Write only the number of lines in the records beneath that hold "document".
:: Records shown ::
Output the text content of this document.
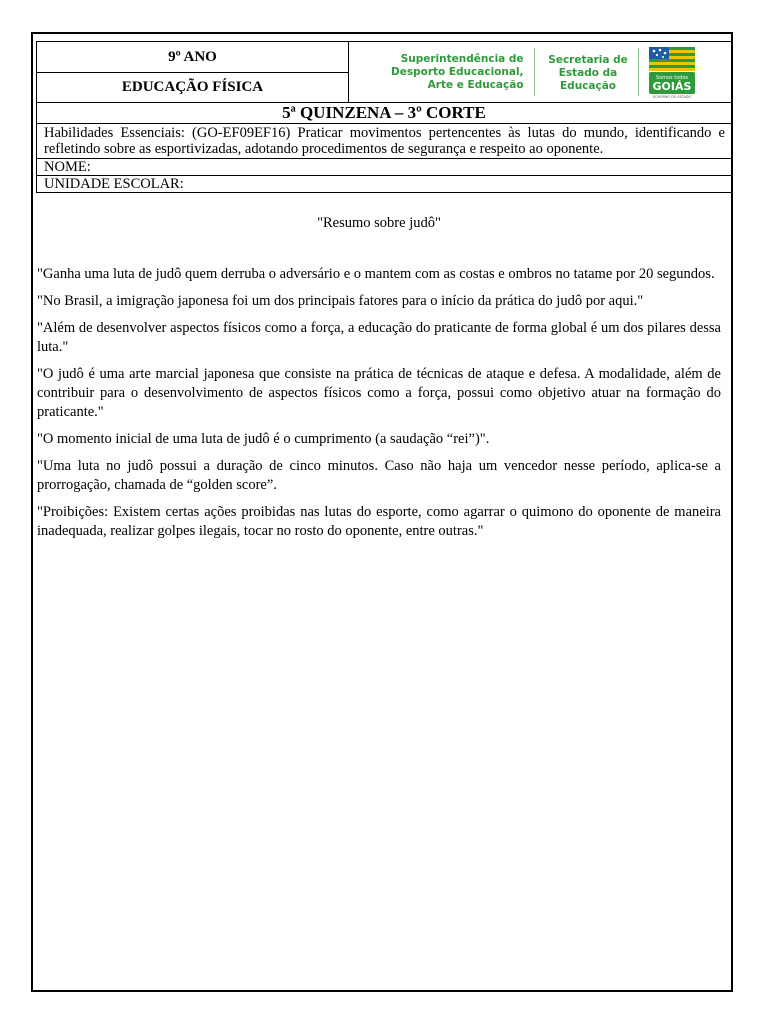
9º ANO	Superintendência de
Desporto Educacional,
Arte e Educação
Secretaria de
Estado da
Educação
Somos todos
GOIÁS
GOVERNO DO ESTADO

EDUCAÇÃO FÍSICA
5ª QUINZENA – 3º CORTE
Habilidades Essenciais: (GO-EF09EF16) Praticar movimentos pertencentes às lutas do mundo, identificando e refletindo sobre as esportivizadas, adotando procedimentos de segurança e respeito ao oponente.
NOME:
UNIDADE ESCOLAR:
"Resumo sobre judô"

"Ganha uma luta de judô quem derruba o adversário e o mantem com as costas e ombros no tatame por 20 segundos.

"No Brasil, a imigração japonesa foi um dos principais fatores para o início da prática do judô por aqui."

"Além de desenvolver aspectos físicos como a força, a educação do praticante de forma global é um dos pilares dessa luta."

"O judô é uma arte marcial japonesa que consiste na prática de técnicas de ataque e defesa. A modalidade, além de contribuir para o desenvolvimento de aspectos físicos como a força, possui como objetivo atuar na formação do praticante."

"O momento inicial de uma luta de judô é o cumprimento (a saudação “rei”)".

"Uma luta no judô possui a duração de cinco minutos. Caso não haja um vencedor nesse período, aplica-se a prorrogação, chamada de “golden score”.

"Proibições: Existem certas ações proibidas nas lutas do esporte, como agarrar o quimono do oponente de maneira inadequada, realizar golpes ilegais, tocar no rosto do oponente, entre outras."
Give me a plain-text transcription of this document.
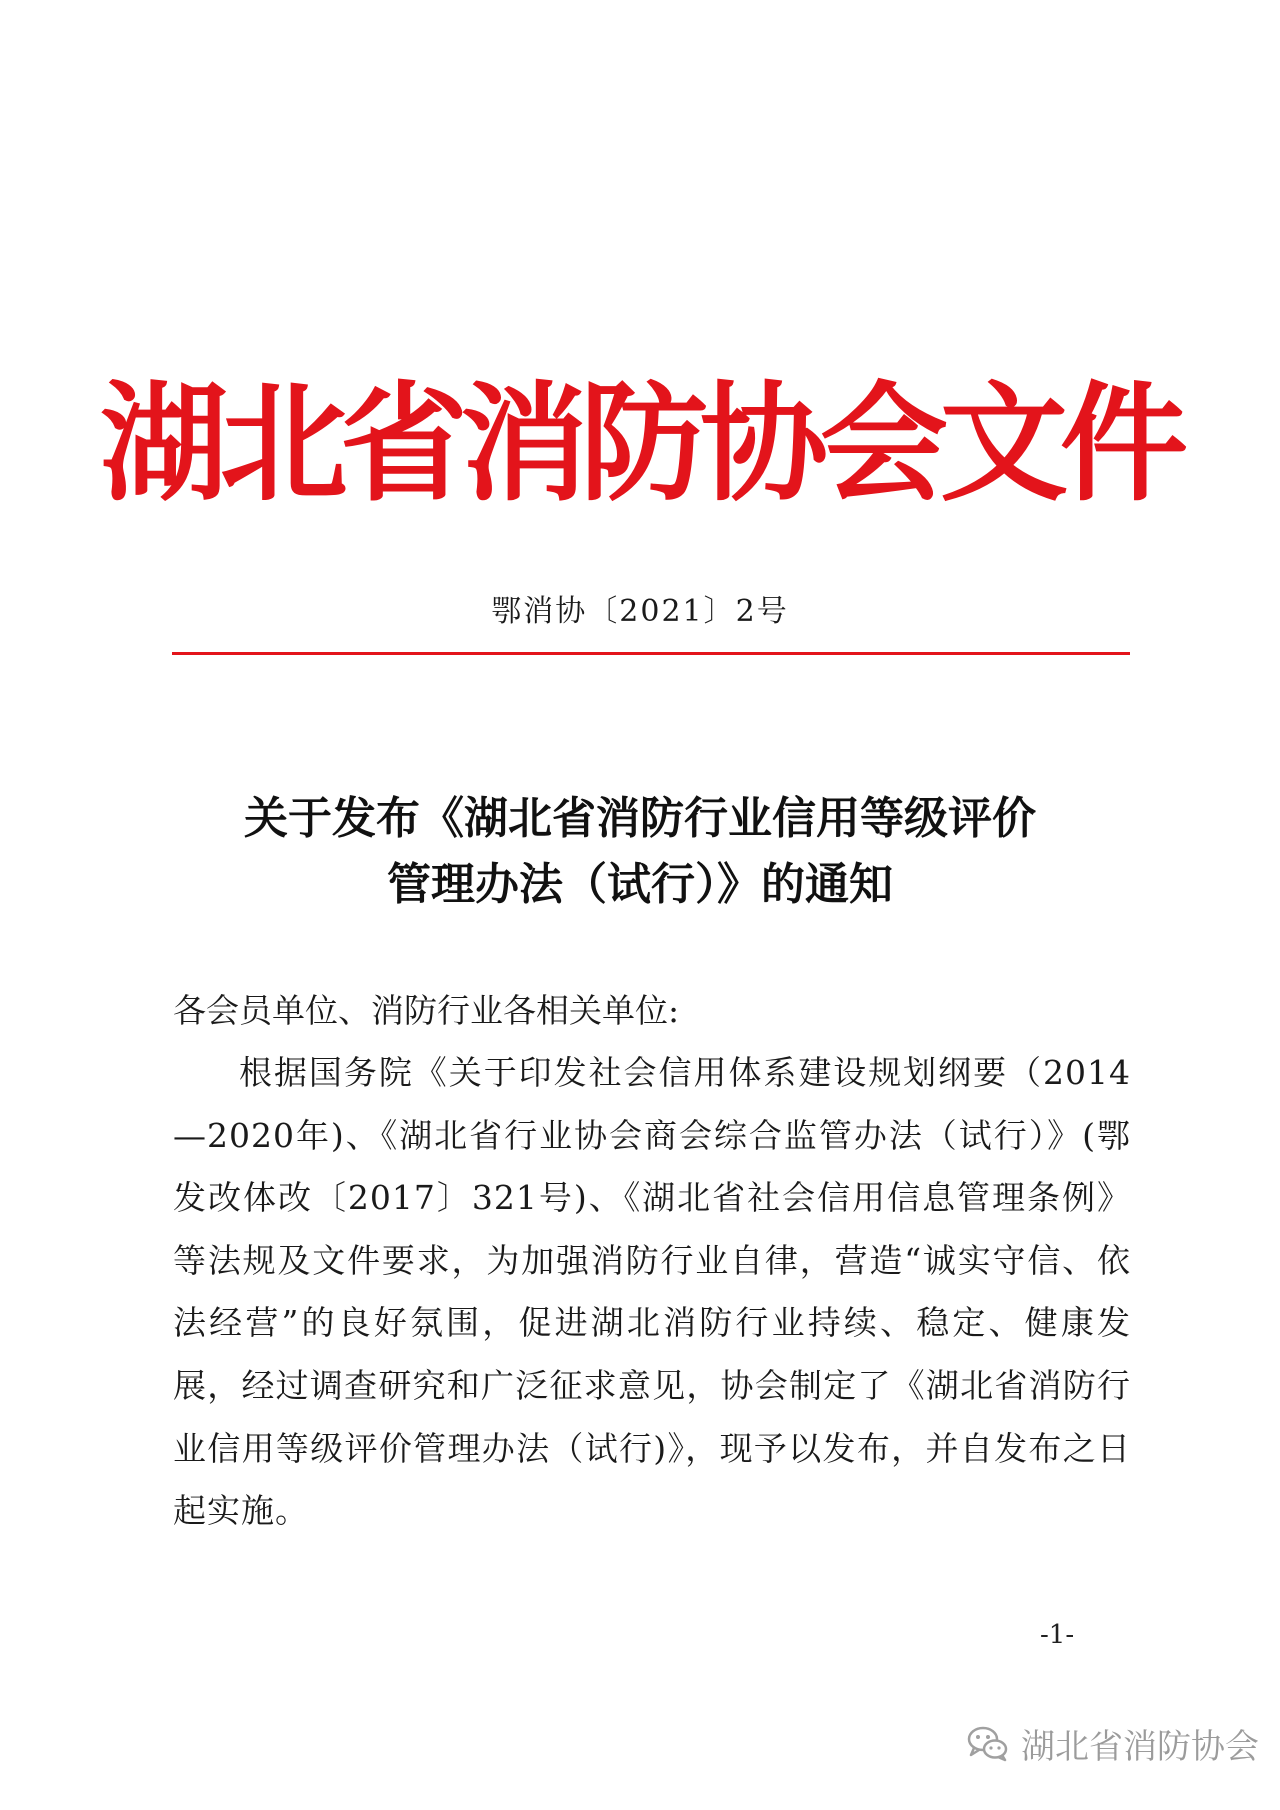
湖北省消防协会文件
鄂消协〔2021〕2号
关于发布《湖北省消防行业信用等级评价
管理办法（试行）》的通知

各会员单位、消防行业各相关单位:

根据国务院《关于印发社会信用体系建设规划纲要（2014—2020年)、《湖北省行业协会商会综合监管办法（试行）》(鄂发改体改〔2017〕321号)、《湖北省社会信用信息管理条例》等法规及文件要求，为加强消防行业自律，营造“诚实守信、依法经营”的良好氛围，促进湖北消防行业持续、稳定、健康发展，经过调查研究和广泛征求意见，协会制定了《湖北省消防行业信用等级评价管理办法（试行)》，现予以发布，并自发布之日起实施。

-1-
湖北省消防协会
:::
Written answer:
2